* _Exercise directions_
Extract the full listing verbatim and drop any pictures from your copy.

(Raw records)
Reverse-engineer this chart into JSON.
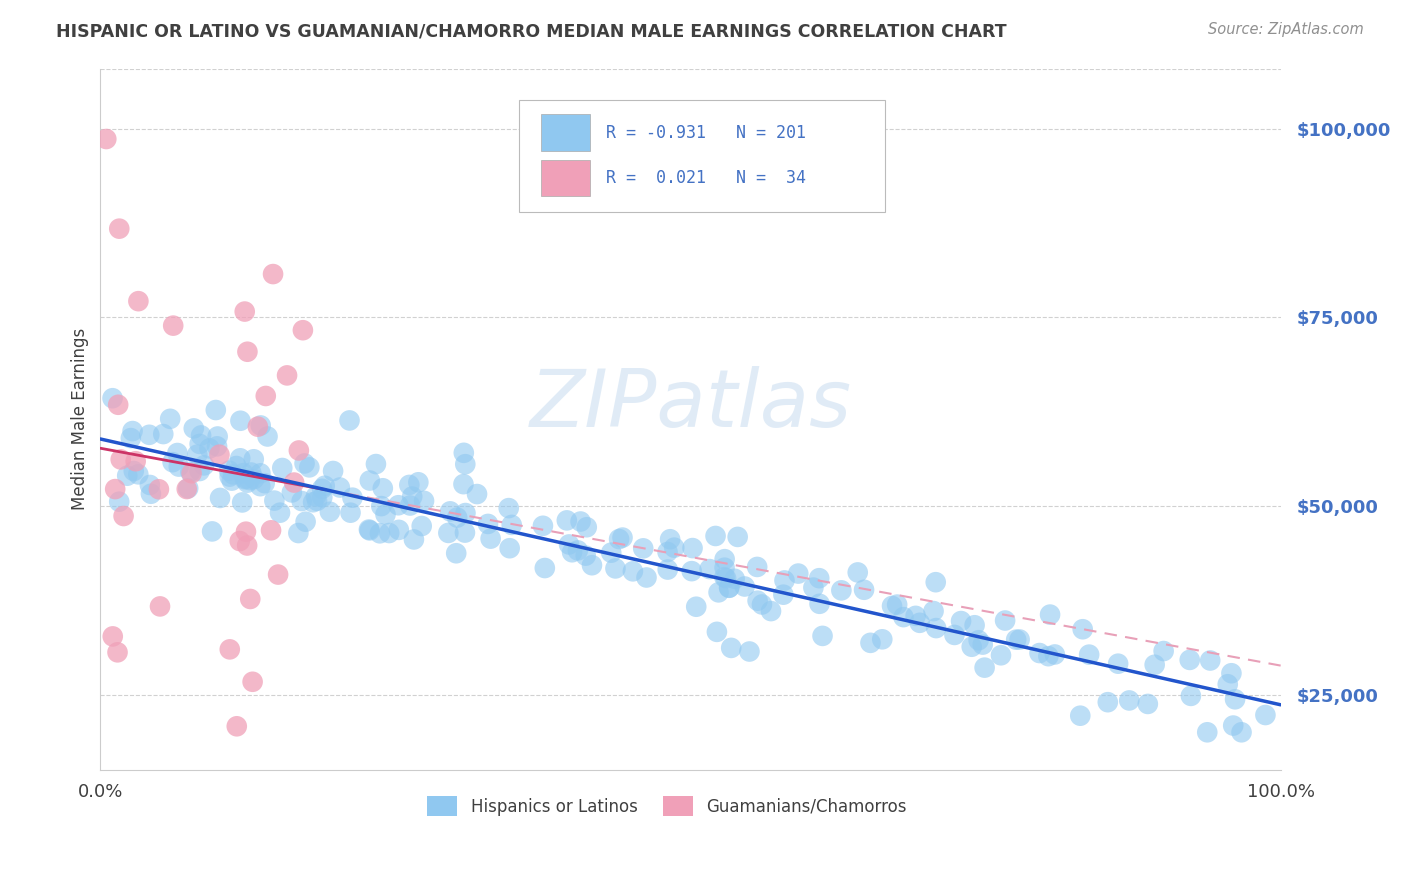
{
  "title": "HISPANIC OR LATINO VS GUAMANIAN/CHAMORRO MEDIAN MALE EARNINGS CORRELATION CHART",
  "source": "Source: ZipAtlas.com",
  "ylabel": "Median Male Earnings",
  "xlim": [
    0.0,
    1.0
  ],
  "ylim": [
    15000,
    108000
  ],
  "yticks": [
    25000,
    50000,
    75000,
    100000
  ],
  "ytick_labels": [
    "$25,000",
    "$50,000",
    "$75,000",
    "$100,000"
  ],
  "blue_R": -0.931,
  "blue_N": 201,
  "pink_R": 0.021,
  "pink_N": 34,
  "blue_color": "#90C8F0",
  "blue_edge_color": "#90C8F0",
  "pink_color": "#F0A0B8",
  "blue_line_color": "#2255CC",
  "pink_line_color": "#CC3366",
  "pink_line_dashed_color": "#E8A0B8",
  "title_color": "#404040",
  "source_color": "#909090",
  "axis_label_color": "#4472C4",
  "watermark": "ZIPatlas",
  "background_color": "#FFFFFF",
  "grid_color": "#CCCCCC",
  "legend_label1": "Hispanics or Latinos",
  "legend_label2": "Guamanians/Chamorros"
}
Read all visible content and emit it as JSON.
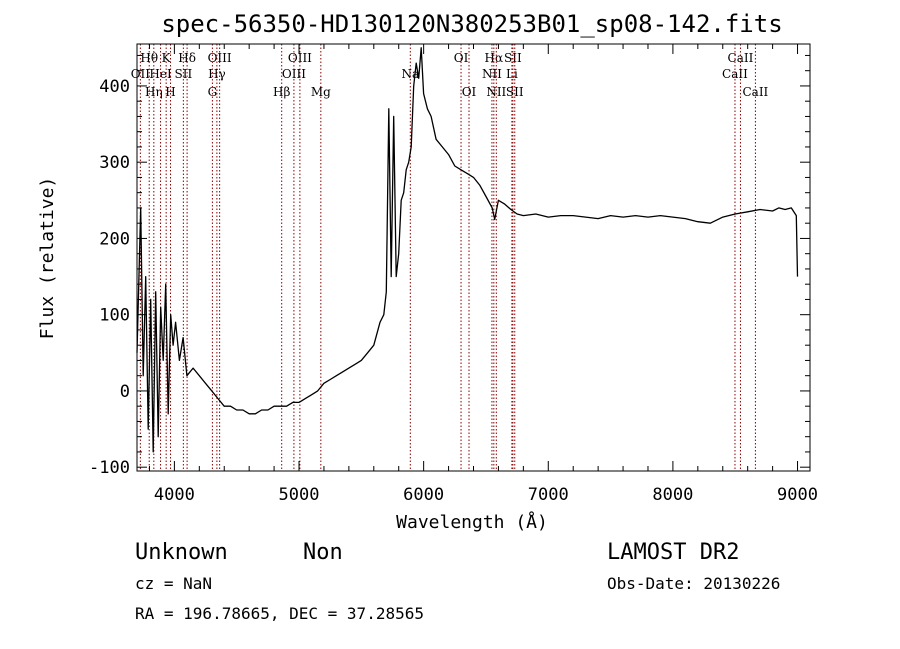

* _Finished task_
Reverse-engineer this chart into JSON.
{
  "title": "HISPANIC OR LATINO VS GUAMANIAN/CHAMORRO MEDIAN MALE EARNINGS CORRELATION CHART",
  "source": "Source: ZipAtlas.com",
  "ylabel": "Median Male Earnings",
  "xlim": [
    0.0,
    1.0
  ],
  "ylim": [
    15000,
    108000
  ],
  "yticks": [
    25000,
    50000,
    75000,
    100000
  ],
  "ytick_labels": [
    "$25,000",
    "$50,000",
    "$75,000",
    "$100,000"
  ],
  "blue_R": -0.931,
  "blue_N": 201,
  "pink_R": 0.021,
  "pink_N": 34,
  "blue_color": "#90C8F0",
  "blue_edge_color": "#90C8F0",
  "pink_color": "#F0A0B8",
  "blue_line_color": "#2255CC",
  "pink_line_color": "#CC3366",
  "pink_line_dashed_color": "#E8A0B8",
  "title_color": "#404040",
  "source_color": "#909090",
  "axis_label_color": "#4472C4",
  "watermark": "ZIPatlas",
  "background_color": "#FFFFFF",
  "grid_color": "#CCCCCC",
  "legend_label1": "Hispanics or Latinos",
  "legend_label2": "Guamanians/Chamorros"
}
Read all visible content and emit it as JSON.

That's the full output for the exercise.